Data for this task:
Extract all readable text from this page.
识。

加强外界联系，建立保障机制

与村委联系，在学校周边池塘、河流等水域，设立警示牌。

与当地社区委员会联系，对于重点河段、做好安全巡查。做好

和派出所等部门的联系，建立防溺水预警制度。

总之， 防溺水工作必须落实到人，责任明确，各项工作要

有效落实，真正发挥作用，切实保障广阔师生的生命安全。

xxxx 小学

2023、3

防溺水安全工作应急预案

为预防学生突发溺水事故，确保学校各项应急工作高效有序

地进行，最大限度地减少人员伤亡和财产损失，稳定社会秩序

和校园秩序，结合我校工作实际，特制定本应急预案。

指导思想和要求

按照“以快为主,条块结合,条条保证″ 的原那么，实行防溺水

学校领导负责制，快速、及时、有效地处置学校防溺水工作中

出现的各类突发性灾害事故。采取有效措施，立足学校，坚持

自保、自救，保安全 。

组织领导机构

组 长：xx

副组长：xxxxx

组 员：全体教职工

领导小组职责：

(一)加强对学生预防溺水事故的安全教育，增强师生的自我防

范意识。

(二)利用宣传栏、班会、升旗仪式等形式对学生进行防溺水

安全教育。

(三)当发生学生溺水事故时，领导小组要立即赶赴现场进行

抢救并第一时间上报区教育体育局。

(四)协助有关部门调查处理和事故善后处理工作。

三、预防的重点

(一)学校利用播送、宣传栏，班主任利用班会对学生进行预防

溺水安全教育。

Task brief:
Extract each line of the listing above, copying it word for word.

Result for this exercise:
Extract all readable text from this page.
识。

加强外界联系，建立保障机制

与村委联系，在学校周边池塘、河流等水域，设立警示牌。

与当地社区委员会联系，对于重点河段、做好安全巡查。做好

和派出所等部门的联系，建立防溺水预警制度。

总之， 防溺水工作必须落实到人，责任明确，各项工作要

有效落实，真正发挥作用，切实保障广阔师生的生命安全。

xxxx 小学

2023、3

防溺水安全工作应急预案

为预防学生突发溺水事故，确保学校各项应急工作高效有序

地进行，最大限度地减少人员伤亡和财产损失，稳定社会秩序

和校园秩序，结合我校工作实际，特制定本应急预案。

指导思想和要求

按照“以快为主,条块结合,条条保证″ 的原那么，实行防溺水

学校领导负责制，快速、及时、有效地处置学校防溺水工作中

出现的各类突发性灾害事故。采取有效措施，立足学校，坚持

自保、自救，保安全 。

组织领导机构

组 长：xx

副组长：xxxxx

组 员：全体教职工

领导小组职责：

(一)加强对学生预防溺水事故的安全教育，增强师生的自我防

范意识。

(二)利用宣传栏、班会、升旗仪式等形式对学生进行防溺水

安全教育。

(三)当发生学生溺水事故时，领导小组要立即赶赴现场进行

抢救并第一时间上报区教育体育局。

(四)协助有关部门调查处理和事故善后处理工作。

三、预防的重点

(一)学校利用播送、宣传栏，班主任利用班会对学生进行预防

溺水安全教育。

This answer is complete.